• _The task_
Say only how many lines contain the word "name".

• _Input material_
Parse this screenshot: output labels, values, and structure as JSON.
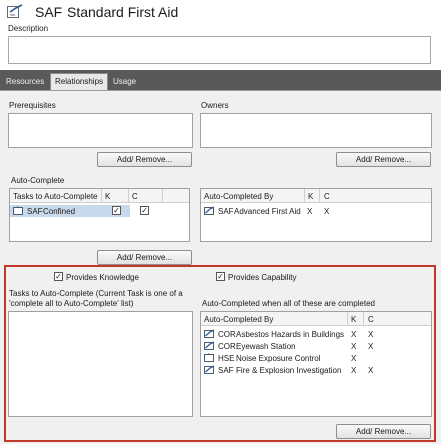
{
  "header": {
    "code": "SAF",
    "name": "Standard First Aid",
    "description_label": "Description",
    "description_value": ""
  },
  "tabs": [
    {
      "label": "Resources",
      "active": false
    },
    {
      "label": "Relationships",
      "active": true
    },
    {
      "label": "Usage",
      "active": false
    }
  ],
  "prerequisites": {
    "label": "Prerequisites",
    "button": "Add/ Remove..."
  },
  "owners": {
    "label": "Owners",
    "button": "Add/ Remove..."
  },
  "auto_complete": {
    "label": "Auto-Complete",
    "tasks_grid": {
      "columns": [
        "Tasks to Auto-Complete",
        "K",
        "C"
      ],
      "rows": [
        {
          "code": "SAF",
          "name": "Confined",
          "k": "✓",
          "c": "✓"
        }
      ]
    },
    "completed_by_grid": {
      "columns": [
        "Auto-Completed By",
        "K",
        "C"
      ],
      "rows": [
        {
          "code": "SAF",
          "name": "Advanced First Aid",
          "k": "X",
          "c": "X"
        }
      ]
    },
    "button": "Add/ Remove..."
  },
  "provides": {
    "knowledge_label": "Provides Knowledge",
    "knowledge_checked": "✓",
    "capability_label": "Provides Capability",
    "capability_checked": "✓",
    "tasks_label_line1": "Tasks to Auto-Complete (Current Task is one of a",
    "tasks_label_line2": "'complete all to Auto-Complete' list)",
    "completed_when_label": "Auto-Completed when all of these are completed",
    "completed_grid": {
      "columns": [
        "Auto-Completed By",
        "K",
        "C"
      ],
      "rows": [
        {
          "code": "COR",
          "name": "Asbestos Hazards in Buildings",
          "k": "X",
          "c": "X",
          "icon": "linked"
        },
        {
          "code": "COR",
          "name": "Eyewash Station",
          "k": "X",
          "c": "X",
          "icon": "linked"
        },
        {
          "code": "HSE",
          "name": "Noise Exposure Control",
          "k": "X",
          "c": "",
          "icon": "plain"
        },
        {
          "code": "SAF",
          "name": "Fire & Explosion Investigation",
          "k": "X",
          "c": "X",
          "icon": "linked"
        }
      ]
    },
    "button": "Add/ Remove..."
  }
}
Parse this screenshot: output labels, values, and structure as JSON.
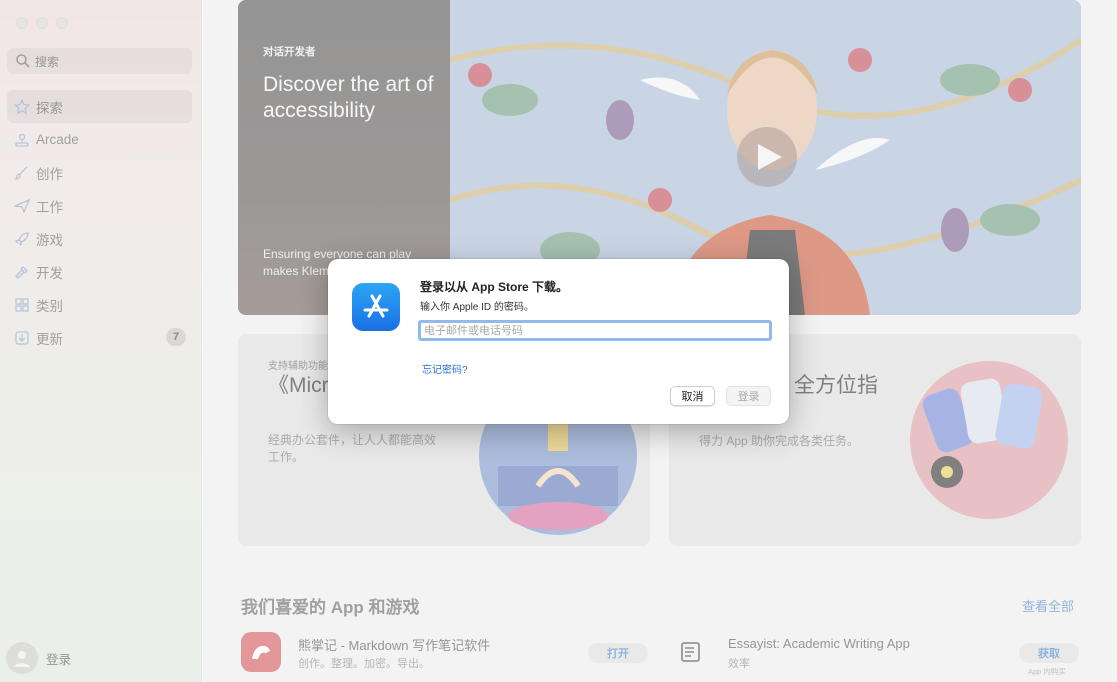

• _Task result_
7